(Given instruction): Give the number of lines containing the word "stupidity", and nothing else.

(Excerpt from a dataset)
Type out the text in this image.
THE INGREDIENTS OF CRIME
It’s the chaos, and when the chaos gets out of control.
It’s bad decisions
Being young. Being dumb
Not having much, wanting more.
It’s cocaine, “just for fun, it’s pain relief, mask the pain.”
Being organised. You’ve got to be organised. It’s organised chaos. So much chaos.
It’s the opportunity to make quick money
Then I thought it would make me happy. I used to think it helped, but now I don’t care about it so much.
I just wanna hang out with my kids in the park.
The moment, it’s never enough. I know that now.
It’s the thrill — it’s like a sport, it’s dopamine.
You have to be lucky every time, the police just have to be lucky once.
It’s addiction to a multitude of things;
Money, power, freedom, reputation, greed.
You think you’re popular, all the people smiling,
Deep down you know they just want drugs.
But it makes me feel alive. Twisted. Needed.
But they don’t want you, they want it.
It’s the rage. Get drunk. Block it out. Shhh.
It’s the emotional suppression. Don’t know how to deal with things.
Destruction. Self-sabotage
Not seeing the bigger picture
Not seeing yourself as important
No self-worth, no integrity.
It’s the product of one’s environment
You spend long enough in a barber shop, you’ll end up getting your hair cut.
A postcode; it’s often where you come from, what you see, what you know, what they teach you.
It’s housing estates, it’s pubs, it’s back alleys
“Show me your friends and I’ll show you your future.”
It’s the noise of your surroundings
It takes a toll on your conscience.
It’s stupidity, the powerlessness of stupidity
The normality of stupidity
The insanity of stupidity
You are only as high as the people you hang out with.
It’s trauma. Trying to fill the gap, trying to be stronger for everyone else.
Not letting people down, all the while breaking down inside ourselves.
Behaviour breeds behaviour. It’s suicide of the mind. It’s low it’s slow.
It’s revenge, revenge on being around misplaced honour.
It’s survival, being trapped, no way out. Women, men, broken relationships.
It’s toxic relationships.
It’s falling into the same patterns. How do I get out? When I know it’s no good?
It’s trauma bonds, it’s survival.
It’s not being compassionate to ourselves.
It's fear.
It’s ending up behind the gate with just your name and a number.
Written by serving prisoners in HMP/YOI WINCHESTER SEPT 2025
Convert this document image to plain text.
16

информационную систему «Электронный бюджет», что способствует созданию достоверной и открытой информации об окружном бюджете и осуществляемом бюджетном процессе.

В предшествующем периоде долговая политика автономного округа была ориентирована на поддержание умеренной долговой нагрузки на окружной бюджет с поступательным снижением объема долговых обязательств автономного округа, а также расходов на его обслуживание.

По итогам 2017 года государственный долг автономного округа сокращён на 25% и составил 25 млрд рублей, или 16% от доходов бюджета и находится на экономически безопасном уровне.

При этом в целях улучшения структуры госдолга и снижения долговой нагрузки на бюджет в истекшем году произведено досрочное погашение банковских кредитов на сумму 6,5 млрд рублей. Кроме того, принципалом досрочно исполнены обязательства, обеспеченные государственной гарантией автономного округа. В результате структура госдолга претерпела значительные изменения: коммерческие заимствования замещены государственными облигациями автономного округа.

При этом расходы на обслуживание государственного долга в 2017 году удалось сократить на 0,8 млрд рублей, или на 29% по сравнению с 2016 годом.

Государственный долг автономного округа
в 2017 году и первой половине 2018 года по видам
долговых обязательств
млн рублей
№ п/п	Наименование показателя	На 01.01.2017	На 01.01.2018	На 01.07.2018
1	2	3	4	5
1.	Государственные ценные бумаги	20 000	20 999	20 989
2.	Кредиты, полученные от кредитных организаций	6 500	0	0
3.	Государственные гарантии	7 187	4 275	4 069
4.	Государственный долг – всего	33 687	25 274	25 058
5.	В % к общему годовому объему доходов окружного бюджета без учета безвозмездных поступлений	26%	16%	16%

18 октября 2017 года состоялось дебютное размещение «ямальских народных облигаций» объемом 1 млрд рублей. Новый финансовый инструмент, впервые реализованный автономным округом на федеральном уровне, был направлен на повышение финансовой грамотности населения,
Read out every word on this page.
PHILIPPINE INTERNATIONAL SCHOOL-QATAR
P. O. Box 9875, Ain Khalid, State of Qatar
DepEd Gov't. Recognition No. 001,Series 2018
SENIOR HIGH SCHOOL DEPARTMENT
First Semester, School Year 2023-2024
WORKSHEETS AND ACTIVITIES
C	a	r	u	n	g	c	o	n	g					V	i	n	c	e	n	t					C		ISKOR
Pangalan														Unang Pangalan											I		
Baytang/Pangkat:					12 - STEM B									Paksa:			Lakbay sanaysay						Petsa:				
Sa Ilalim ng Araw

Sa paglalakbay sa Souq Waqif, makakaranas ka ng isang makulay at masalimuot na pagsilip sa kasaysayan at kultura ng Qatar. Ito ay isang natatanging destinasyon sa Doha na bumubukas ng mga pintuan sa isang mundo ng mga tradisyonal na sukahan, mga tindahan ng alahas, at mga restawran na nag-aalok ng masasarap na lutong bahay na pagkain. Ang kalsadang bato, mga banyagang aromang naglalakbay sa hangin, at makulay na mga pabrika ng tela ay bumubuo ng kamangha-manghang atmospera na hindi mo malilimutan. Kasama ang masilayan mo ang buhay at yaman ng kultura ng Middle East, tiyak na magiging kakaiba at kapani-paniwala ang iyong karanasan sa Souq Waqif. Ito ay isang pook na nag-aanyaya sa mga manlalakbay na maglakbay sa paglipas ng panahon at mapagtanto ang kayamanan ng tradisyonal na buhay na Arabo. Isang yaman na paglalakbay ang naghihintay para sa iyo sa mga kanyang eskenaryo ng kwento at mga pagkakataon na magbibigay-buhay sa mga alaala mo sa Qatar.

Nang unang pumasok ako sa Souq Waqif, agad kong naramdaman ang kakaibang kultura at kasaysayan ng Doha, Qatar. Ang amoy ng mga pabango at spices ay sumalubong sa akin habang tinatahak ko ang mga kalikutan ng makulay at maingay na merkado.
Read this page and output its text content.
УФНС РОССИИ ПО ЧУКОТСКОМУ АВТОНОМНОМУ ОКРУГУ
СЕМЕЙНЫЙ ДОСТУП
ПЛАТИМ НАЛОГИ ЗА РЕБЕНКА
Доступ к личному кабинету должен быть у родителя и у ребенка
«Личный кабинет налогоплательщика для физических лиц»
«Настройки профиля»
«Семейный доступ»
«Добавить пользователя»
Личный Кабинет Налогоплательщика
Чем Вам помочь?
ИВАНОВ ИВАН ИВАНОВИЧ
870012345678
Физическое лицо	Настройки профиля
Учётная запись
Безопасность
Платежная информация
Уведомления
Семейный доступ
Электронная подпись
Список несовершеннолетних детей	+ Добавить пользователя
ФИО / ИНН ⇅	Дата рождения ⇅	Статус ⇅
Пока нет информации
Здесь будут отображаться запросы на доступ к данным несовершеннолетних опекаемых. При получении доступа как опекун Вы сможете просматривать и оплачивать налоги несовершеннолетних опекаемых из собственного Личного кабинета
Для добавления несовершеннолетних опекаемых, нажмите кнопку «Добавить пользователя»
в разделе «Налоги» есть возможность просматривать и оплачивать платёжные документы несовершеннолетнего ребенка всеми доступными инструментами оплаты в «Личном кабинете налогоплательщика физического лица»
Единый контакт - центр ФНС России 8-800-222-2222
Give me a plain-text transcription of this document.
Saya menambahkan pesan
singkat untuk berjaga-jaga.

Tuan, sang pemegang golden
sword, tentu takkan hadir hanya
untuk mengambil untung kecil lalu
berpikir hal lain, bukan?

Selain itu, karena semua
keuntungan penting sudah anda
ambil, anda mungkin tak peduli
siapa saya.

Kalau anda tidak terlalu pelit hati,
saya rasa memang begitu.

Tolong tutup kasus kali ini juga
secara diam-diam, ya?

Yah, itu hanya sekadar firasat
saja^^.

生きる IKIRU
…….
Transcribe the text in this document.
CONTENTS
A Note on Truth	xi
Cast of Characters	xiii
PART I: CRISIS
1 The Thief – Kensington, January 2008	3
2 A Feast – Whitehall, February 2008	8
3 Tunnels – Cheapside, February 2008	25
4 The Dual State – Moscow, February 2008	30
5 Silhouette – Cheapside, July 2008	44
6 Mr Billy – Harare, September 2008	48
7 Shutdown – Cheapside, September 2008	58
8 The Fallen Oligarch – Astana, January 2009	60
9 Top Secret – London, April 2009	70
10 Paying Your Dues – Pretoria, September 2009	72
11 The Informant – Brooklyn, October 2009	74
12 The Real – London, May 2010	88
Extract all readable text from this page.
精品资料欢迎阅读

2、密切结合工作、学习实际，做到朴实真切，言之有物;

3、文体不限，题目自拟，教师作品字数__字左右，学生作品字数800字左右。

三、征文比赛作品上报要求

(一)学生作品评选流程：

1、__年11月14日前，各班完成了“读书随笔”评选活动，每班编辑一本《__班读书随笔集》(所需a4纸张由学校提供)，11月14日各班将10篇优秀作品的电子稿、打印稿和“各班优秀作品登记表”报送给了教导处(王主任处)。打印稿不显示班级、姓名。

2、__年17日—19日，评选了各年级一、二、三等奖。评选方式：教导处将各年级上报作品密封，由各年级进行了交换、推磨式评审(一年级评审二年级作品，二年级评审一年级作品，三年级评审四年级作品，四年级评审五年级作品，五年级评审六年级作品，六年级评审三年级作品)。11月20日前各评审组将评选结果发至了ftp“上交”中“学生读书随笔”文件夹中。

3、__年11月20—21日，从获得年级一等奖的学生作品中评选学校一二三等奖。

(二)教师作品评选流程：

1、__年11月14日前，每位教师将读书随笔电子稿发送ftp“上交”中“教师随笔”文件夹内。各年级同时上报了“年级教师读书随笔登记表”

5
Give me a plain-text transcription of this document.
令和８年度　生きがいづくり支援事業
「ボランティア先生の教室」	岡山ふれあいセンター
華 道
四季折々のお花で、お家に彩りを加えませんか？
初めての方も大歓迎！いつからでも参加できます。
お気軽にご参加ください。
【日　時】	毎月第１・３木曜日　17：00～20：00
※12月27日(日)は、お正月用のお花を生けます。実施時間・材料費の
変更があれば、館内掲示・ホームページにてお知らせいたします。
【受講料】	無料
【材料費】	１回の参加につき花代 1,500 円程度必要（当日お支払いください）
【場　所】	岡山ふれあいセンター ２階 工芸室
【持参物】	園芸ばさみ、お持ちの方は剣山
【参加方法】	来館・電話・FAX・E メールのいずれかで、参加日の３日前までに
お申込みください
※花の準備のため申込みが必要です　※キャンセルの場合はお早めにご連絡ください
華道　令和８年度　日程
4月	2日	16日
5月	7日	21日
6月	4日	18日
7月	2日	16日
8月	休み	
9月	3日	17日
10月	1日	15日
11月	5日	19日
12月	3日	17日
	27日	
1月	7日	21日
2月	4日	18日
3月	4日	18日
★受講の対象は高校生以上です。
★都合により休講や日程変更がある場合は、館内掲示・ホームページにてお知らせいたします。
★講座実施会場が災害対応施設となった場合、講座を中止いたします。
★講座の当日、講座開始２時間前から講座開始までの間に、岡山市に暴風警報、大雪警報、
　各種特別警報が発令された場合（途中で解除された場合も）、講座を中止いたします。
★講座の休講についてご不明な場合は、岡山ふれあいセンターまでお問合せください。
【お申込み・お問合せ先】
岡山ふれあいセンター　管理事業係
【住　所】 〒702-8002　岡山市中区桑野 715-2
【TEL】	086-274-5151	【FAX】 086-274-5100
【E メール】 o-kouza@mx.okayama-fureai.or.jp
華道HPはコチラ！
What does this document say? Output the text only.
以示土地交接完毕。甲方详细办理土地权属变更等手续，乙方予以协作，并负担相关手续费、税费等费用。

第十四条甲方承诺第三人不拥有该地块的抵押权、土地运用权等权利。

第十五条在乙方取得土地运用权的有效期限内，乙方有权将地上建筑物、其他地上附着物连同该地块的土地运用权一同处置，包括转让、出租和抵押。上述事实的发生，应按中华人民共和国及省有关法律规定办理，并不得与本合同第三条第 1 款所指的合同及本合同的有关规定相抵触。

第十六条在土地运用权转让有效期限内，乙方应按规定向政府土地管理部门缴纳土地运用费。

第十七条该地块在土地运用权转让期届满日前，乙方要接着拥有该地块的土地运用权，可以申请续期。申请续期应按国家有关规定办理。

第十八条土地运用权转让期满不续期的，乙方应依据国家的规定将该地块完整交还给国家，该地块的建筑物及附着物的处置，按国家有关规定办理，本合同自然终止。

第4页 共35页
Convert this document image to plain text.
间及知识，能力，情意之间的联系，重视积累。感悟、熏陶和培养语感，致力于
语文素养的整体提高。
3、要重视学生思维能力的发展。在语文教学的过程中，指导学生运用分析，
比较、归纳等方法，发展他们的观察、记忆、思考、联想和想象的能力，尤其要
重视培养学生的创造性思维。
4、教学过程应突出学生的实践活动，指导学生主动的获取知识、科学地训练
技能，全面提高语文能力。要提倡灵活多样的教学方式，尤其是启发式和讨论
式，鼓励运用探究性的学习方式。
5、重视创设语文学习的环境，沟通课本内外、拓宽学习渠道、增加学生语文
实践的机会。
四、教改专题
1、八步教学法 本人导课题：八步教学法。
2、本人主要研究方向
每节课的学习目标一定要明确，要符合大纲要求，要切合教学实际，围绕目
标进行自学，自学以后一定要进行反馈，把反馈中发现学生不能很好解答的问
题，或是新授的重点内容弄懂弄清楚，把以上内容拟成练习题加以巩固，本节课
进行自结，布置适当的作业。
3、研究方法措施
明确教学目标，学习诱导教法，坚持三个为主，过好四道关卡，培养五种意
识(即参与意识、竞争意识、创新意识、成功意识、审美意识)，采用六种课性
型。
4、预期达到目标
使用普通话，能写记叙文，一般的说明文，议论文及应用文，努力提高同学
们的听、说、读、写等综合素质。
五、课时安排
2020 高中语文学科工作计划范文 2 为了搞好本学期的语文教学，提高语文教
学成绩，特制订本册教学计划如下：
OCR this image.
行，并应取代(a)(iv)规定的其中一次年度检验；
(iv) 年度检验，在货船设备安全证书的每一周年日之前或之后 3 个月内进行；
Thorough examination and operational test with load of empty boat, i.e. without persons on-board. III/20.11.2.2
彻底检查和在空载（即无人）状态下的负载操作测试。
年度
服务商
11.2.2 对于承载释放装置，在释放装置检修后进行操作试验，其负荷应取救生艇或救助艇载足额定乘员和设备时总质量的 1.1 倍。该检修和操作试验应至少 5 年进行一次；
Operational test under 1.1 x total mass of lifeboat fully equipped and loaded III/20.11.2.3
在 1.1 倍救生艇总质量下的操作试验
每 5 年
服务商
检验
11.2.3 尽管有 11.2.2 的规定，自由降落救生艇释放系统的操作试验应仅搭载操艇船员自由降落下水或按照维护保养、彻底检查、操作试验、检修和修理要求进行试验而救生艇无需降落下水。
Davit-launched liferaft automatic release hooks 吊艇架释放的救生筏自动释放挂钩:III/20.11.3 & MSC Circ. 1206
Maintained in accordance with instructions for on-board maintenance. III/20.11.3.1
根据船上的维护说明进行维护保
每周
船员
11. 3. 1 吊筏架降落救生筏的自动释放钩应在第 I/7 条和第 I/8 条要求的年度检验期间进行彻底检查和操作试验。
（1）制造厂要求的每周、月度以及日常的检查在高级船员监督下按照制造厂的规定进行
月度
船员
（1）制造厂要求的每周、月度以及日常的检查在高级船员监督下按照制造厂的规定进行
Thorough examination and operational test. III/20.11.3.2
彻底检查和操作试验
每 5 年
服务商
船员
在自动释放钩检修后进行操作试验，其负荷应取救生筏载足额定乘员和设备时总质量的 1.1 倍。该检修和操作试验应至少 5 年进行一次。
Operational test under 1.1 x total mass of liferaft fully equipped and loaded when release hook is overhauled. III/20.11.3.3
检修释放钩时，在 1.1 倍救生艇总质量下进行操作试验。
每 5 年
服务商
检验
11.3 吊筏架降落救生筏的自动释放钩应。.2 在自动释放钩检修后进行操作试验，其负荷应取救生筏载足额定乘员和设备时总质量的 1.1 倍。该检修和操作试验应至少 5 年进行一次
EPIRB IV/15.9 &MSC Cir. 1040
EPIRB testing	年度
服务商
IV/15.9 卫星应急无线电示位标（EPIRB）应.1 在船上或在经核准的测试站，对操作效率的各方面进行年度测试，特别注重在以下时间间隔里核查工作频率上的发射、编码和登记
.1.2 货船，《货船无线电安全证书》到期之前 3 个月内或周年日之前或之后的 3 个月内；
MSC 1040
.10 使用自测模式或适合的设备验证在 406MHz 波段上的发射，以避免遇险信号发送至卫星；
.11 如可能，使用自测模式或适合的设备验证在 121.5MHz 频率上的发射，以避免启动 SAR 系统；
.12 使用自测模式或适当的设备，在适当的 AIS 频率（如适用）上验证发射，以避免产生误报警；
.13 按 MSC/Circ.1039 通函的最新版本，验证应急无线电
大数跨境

(Result for this task): 3